§ **Written problem**
Copy the records verbatim from the line containing "For every button, label, input, icon, or" through the line containing "wechat-icon — [726, 2160, 766, 2190]", including both of those lines, and leave out the pictures.

§ **Provided information**
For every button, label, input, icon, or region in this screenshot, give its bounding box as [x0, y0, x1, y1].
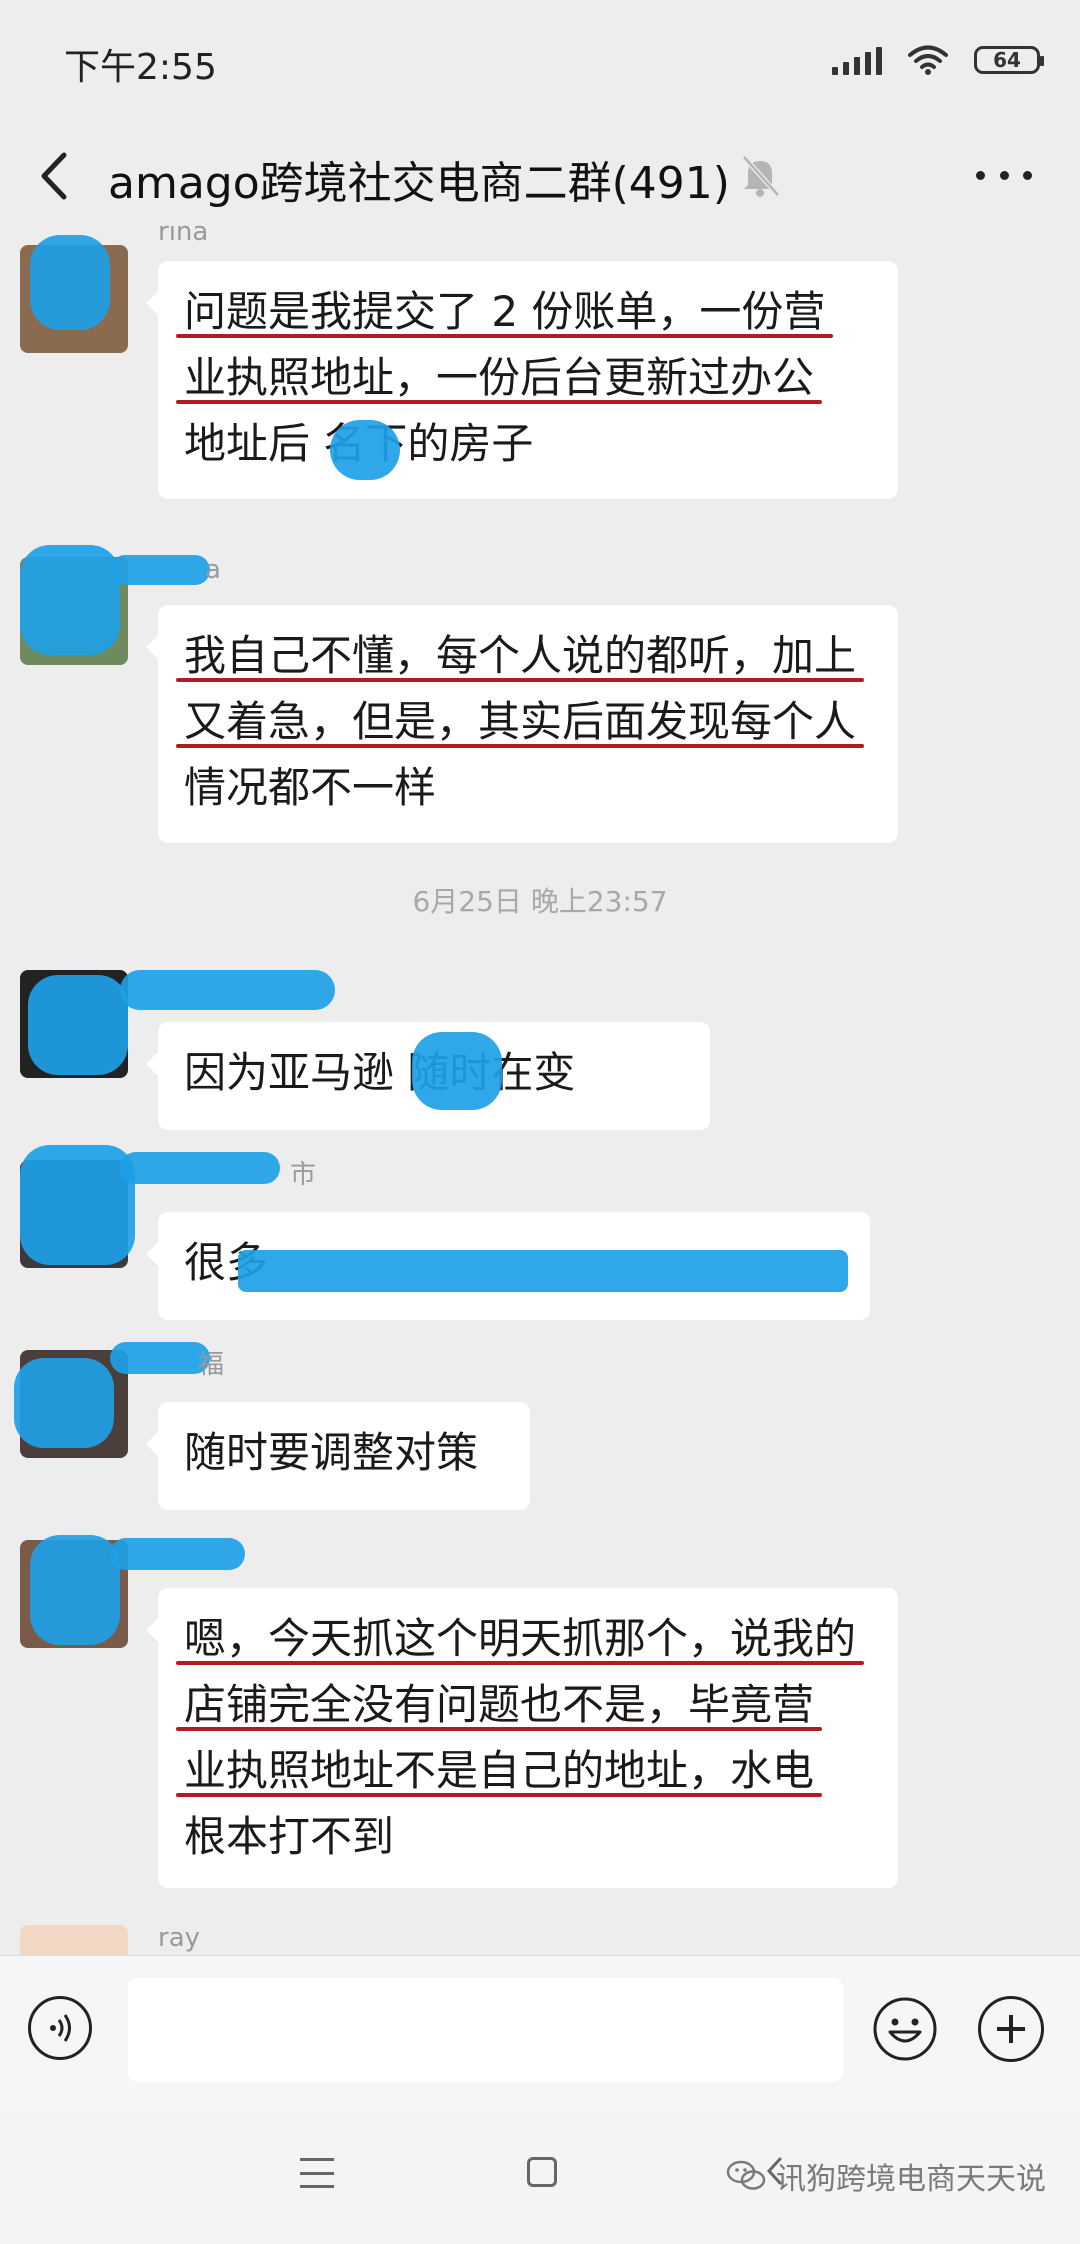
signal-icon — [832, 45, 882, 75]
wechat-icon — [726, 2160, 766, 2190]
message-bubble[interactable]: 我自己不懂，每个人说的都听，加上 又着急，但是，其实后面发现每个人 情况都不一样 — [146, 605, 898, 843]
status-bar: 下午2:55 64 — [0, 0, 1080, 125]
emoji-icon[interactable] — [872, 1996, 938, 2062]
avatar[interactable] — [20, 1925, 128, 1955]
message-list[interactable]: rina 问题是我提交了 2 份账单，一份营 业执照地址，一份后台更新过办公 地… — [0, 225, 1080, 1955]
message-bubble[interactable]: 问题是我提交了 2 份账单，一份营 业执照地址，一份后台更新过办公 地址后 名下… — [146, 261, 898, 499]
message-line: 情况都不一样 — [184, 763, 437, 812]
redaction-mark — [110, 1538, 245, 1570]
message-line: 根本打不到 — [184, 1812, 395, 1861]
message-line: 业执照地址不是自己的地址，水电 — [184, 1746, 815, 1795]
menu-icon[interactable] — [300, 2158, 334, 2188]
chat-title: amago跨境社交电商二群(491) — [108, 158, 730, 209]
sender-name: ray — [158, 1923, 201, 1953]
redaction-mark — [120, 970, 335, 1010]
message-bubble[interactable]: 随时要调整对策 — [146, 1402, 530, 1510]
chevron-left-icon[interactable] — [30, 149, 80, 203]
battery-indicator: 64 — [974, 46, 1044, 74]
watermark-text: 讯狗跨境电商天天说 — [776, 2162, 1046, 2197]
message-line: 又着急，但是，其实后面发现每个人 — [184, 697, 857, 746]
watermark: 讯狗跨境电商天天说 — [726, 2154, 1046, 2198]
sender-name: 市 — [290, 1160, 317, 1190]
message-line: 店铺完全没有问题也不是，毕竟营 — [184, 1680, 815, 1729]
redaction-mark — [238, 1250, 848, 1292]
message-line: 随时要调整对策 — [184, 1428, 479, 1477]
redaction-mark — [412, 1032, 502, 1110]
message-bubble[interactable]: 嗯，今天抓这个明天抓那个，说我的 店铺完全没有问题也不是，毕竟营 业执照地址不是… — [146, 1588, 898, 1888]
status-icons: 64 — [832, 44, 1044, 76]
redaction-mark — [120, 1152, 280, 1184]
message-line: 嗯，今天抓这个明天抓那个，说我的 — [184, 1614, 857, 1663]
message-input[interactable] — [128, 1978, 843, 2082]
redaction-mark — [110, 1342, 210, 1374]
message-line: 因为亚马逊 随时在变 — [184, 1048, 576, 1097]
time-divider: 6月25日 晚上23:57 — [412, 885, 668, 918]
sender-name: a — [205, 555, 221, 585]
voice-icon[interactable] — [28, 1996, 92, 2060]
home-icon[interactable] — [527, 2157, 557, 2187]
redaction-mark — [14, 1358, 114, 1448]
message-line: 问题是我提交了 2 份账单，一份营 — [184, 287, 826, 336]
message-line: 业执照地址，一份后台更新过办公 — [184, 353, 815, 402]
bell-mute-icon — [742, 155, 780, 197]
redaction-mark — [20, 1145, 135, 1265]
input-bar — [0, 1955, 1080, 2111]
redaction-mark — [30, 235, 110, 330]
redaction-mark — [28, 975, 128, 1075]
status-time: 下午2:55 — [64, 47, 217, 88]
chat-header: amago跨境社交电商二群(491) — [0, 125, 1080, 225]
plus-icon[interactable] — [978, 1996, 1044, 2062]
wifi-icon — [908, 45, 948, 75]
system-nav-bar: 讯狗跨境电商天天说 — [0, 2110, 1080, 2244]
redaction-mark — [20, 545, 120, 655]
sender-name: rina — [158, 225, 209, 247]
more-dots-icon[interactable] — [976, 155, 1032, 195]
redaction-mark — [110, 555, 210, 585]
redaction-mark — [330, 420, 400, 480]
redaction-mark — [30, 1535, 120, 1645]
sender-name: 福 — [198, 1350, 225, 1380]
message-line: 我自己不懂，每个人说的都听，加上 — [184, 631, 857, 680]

==

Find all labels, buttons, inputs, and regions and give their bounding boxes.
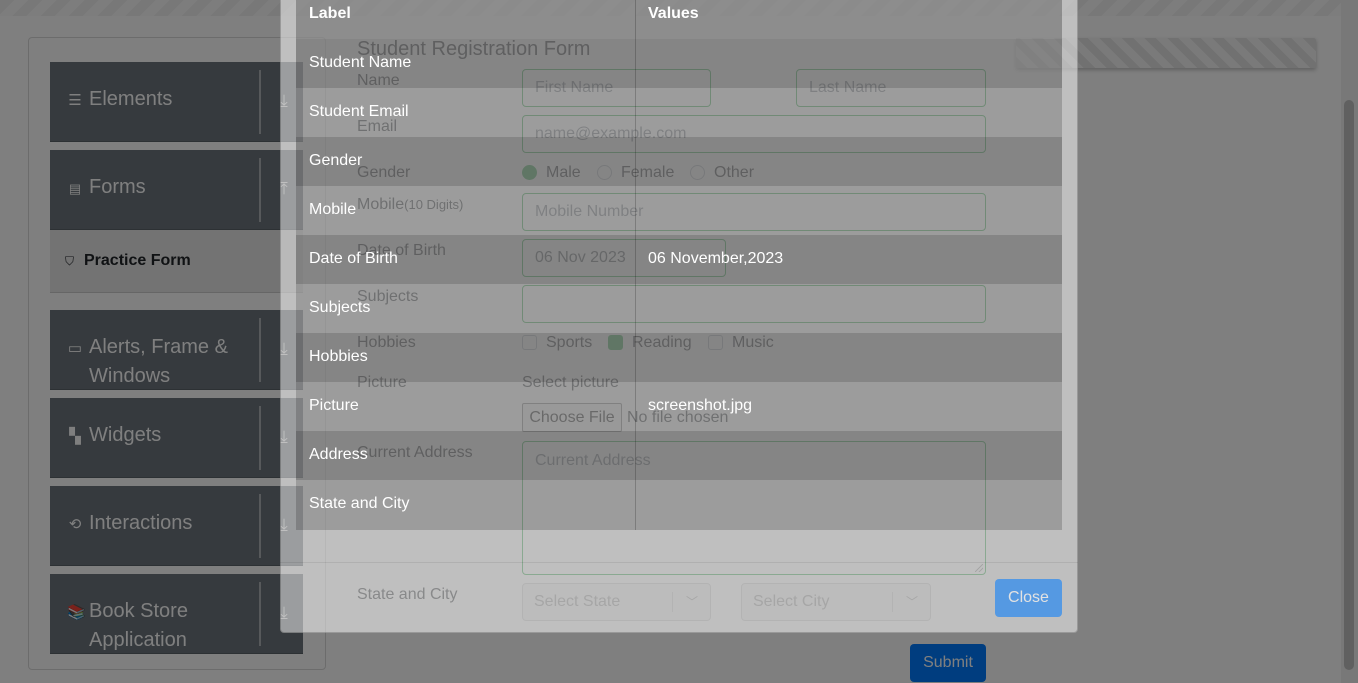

§ **Complete response**
For every button, label, input, icon, or region in this screenshot, give its bounding box as [x0, y0, x1, y1].
signal-icon — [832, 45, 882, 75]
wechat-icon — [726, 2160, 766, 2190]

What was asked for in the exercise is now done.